_PROBLEM_:
Transcribe the whole listing below without changing a word, but leave out every image.

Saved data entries
* start *
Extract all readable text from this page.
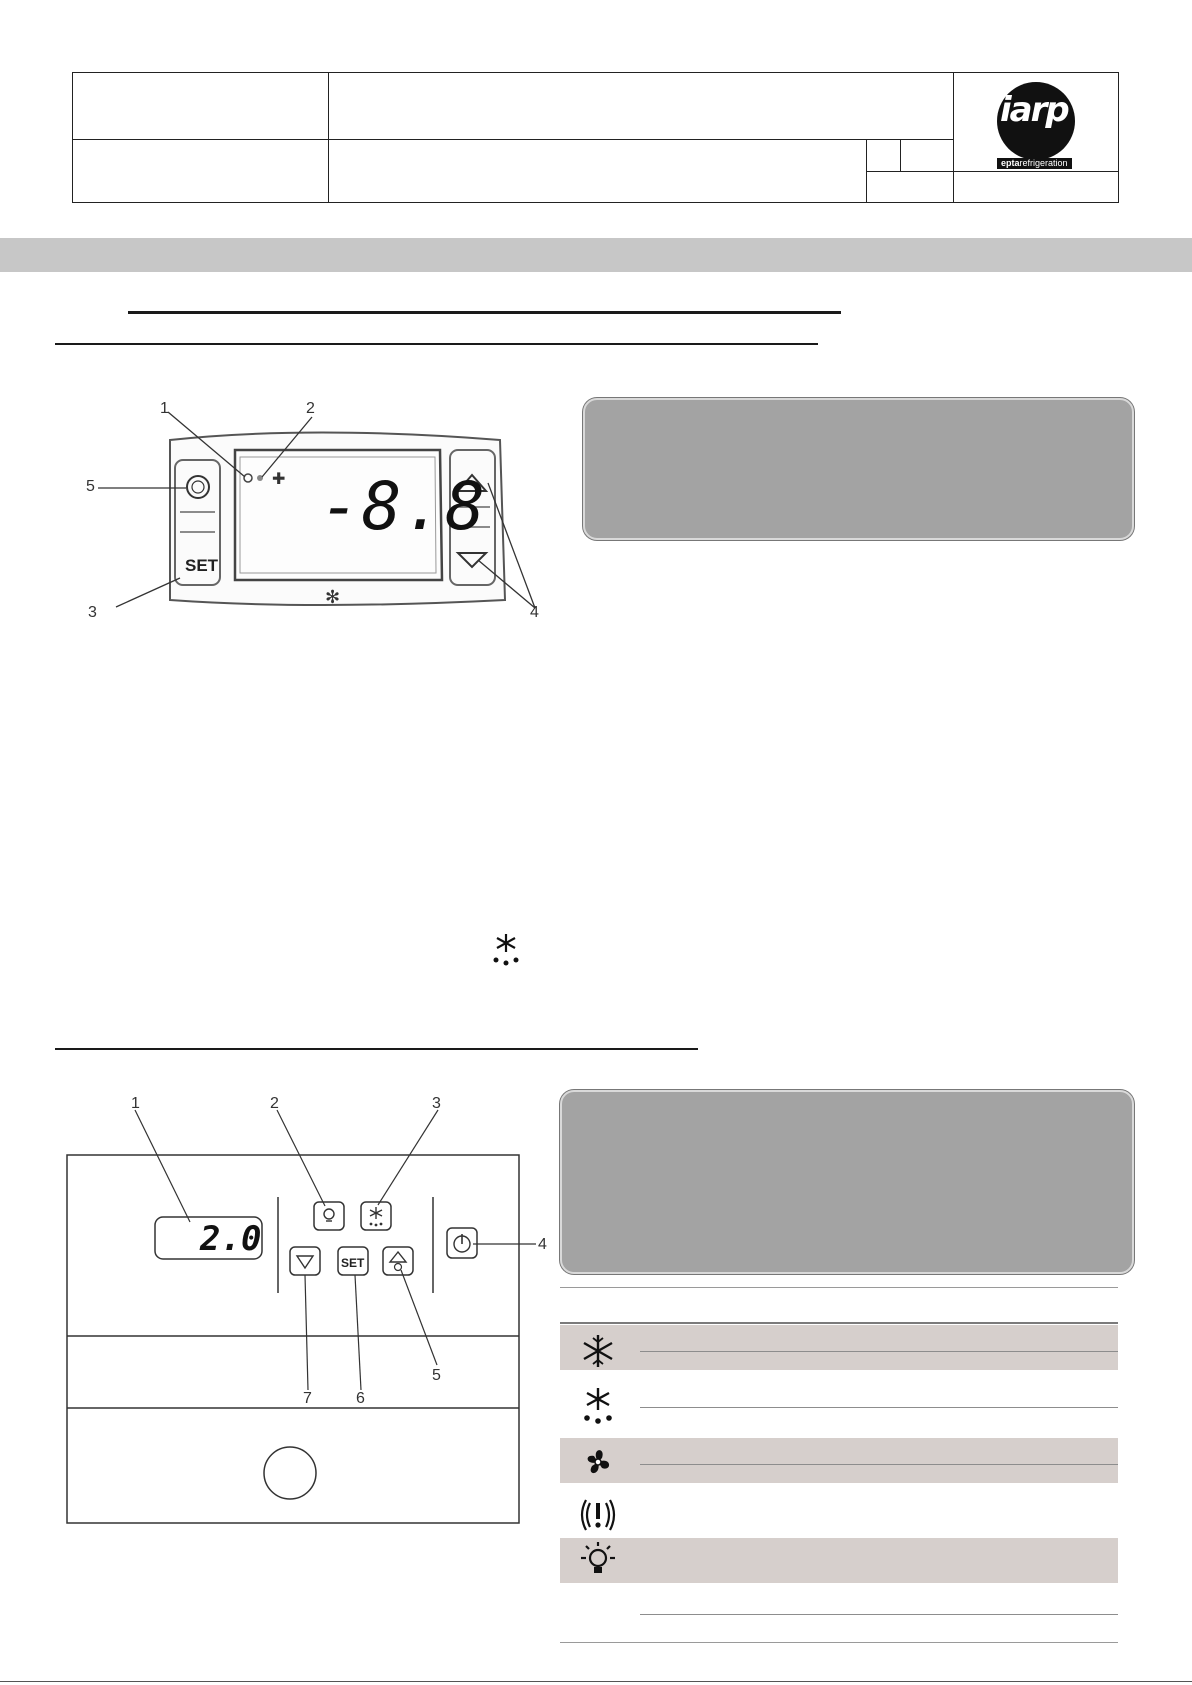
iarp
eptarefrigeration
✚
✻
-8.8
SET
1	2
3	4
5
2.0
SET
1	2	3
4
5
6
7
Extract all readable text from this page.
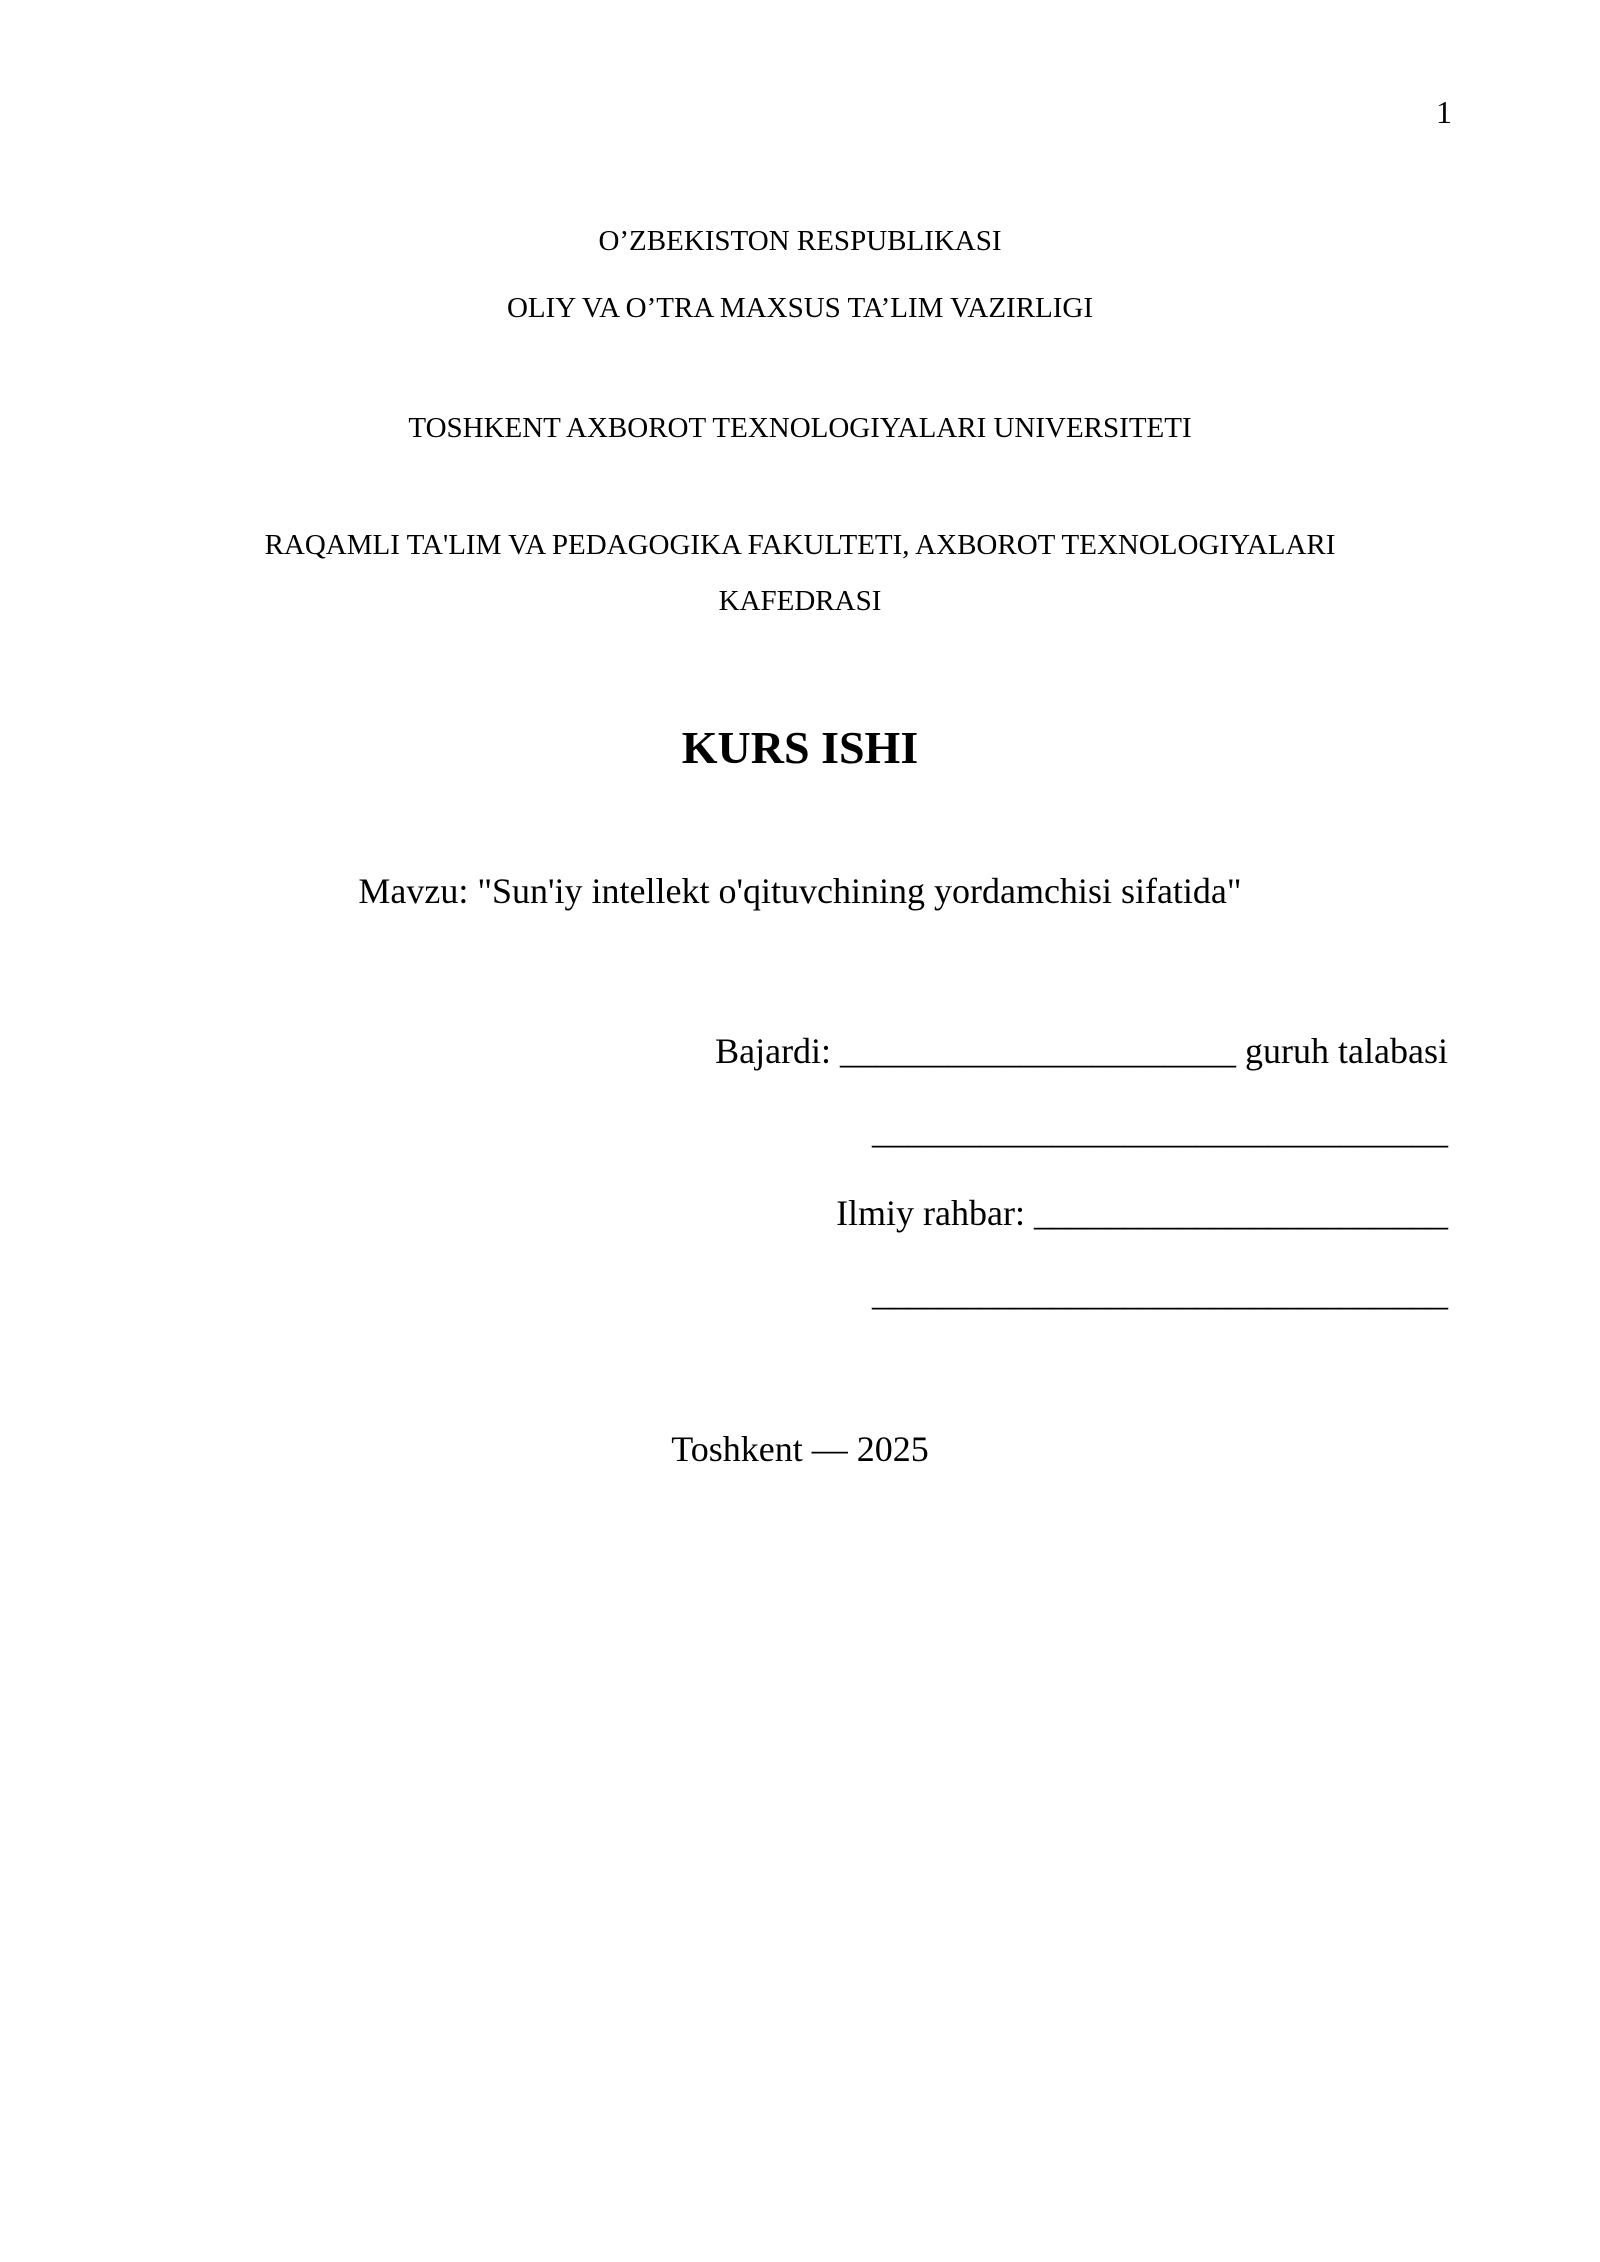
1
O’ZBEKISTON RESPUBLIKASI
OLIY VA O’TRA MAXSUS TA’LIM VAZIRLIGI
TOSHKENT AXBOROT TEXNOLOGIYALARI UNIVERSITETI
RAQAMLI TA'LIM VA PEDAGOGIKA FAKULTETI, AXBOROT TEXNOLOGIYALARI
KAFEDRASI
KURS ISHI
Mavzu: "Sun'iy intellekt o'qituvchining yordamchisi sifatida"
Bajardi: ______________________ guruh talabasi
________________________________
Ilmiy rahbar: _______________________
________________________________
Toshkent — 2025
* end *
_REPLY_:
Extract all readable text from this page.
iarp
eptarefrigeration
✚
✻
-8.8
SET
1	2
3	4
5
2.0
SET
1	2	3
4
5
6
7
Extract all readable text from this page.
1
O’ZBEKISTON RESPUBLIKASI
OLIY VA O’TRA MAXSUS TA’LIM VAZIRLIGI
TOSHKENT AXBOROT TEXNOLOGIYALARI UNIVERSITETI
RAQAMLI TA'LIM VA PEDAGOGIKA FAKULTETI, AXBOROT TEXNOLOGIYALARI
KAFEDRASI
KURS ISHI
Mavzu: "Sun'iy intellekt o'qituvchining yordamchisi sifatida"
Bajardi: ______________________ guruh talabasi
________________________________
Ilmiy rahbar: _______________________
________________________________
Toshkent — 2025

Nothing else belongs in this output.